§ Con la información
1) En el fragmento, ¿qué nombre se siente tentado a darle el texto al nuevo comunismo que propone?
2) Transcribe del fragmento el pasaje que va desde "Hay muchos obstáculos" hasta "de estas medidas.", ambos incluidos.

§ Fragmento facilitado
====================

Los últimos días de 2020 vivimos una situación delirante, en la cual el deseo de que las vacunas funcionen estuvo mezclado con la creciente depresión, e incluso con la desesperación, dado al incremento del número de infectados y los casi diarios nuevos descubrimientos sobre el virus. En primer lugar, la respuesta a «¿Qué hacer?» se encuentra aquí fácilmente: tenemos los instrumentos y los recursos para reestructurar el cuidado de la salud de modo que esto satisfaga las necesidades de la gente en un tiempo de crisis, etc. Sin embargo, para citar la última línea de «Elogio del comunismo», de Brecht, de su obra teatral Madre Coraje: «Es lo simple lo que es tan difícil de hacer».

Hay muchos obstáculos que hacen que sea difícil; por encima de todos, el orden capitalista global y su hegemonía ideológica. Entonces, ¿necesitamos un nuevo comunismo? Sí, pero uno que estoy tentado a llamar comunismo moderadamente conservador: hay que cumplir todos estos pasos que son necesarios, desde la movilización global contra el virus y otras amenazas con el fin de establecer operaciones que restringirán los mecanismos de mercado y socializarán la economía, pero hay que hacerlo de un modo conservador, en el sentido de mantener un esfuerzo por conservar las condiciones de la vida humana (y la paradoja es que tendremos que cambiar las cosas precisamente para mantener estas condiciones), y moderado, en el sentido de que debemos tomar cuidadosamente en consideración los efectos colaterales impredecibles de estas medidas.

====================

§ Material disponible
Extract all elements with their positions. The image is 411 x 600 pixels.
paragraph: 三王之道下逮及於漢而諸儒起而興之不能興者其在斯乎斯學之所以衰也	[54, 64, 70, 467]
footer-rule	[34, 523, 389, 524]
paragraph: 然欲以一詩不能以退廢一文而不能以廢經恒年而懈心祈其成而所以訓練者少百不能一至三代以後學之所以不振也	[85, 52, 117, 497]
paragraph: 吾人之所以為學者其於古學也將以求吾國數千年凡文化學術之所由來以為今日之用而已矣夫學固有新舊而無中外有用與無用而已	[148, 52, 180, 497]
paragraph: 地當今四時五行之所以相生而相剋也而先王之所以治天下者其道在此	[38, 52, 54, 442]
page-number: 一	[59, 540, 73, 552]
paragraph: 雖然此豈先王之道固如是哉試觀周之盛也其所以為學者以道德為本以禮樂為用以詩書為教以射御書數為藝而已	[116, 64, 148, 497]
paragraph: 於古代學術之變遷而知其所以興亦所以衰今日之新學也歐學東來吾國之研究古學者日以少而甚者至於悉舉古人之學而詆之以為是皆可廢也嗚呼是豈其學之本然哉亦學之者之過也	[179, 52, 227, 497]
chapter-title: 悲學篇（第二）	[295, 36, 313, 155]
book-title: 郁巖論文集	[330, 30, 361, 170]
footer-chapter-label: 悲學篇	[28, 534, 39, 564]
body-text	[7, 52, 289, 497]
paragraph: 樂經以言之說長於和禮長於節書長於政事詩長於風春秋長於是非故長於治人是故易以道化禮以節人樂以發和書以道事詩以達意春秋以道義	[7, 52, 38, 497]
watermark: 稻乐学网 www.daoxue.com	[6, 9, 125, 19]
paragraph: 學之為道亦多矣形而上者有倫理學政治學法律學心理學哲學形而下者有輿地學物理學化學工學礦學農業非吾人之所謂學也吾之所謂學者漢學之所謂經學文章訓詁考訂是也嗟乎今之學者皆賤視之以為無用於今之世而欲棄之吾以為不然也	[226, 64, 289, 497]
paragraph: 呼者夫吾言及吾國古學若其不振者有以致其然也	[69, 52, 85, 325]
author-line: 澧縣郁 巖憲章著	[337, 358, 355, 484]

====================

§ Respuestas esperadas
1) Comunismo moderadamente conservador.

2)
Hay muchos obstáculos que hacen que sea difícil; por encima de todos, el orden capitalista global y su hegemonía ideológica. Entonces, ¿necesitamos un nuevo comunismo? Sí, pero uno que estoy tentado a llamar comunismo moderadamente conservador: hay que cumplir todos estos pasos que son necesarios, desde la movilización global contra el virus y otras amenazas con el fin de establecer operaciones que restringirán los mecanismos de mercado y socializarán la economía, pero hay que hacerlo de un modo conservador, en el sentido de mantener un esfuerzo por conservar las condiciones de la vida humana (y la paradoja es que tendremos que cambiar las cosas precisamente para mantener estas condiciones), y moderado, en el sentido de que debemos tomar cuidadosamente en consideración los efectos colaterales impredecibles de estas medidas.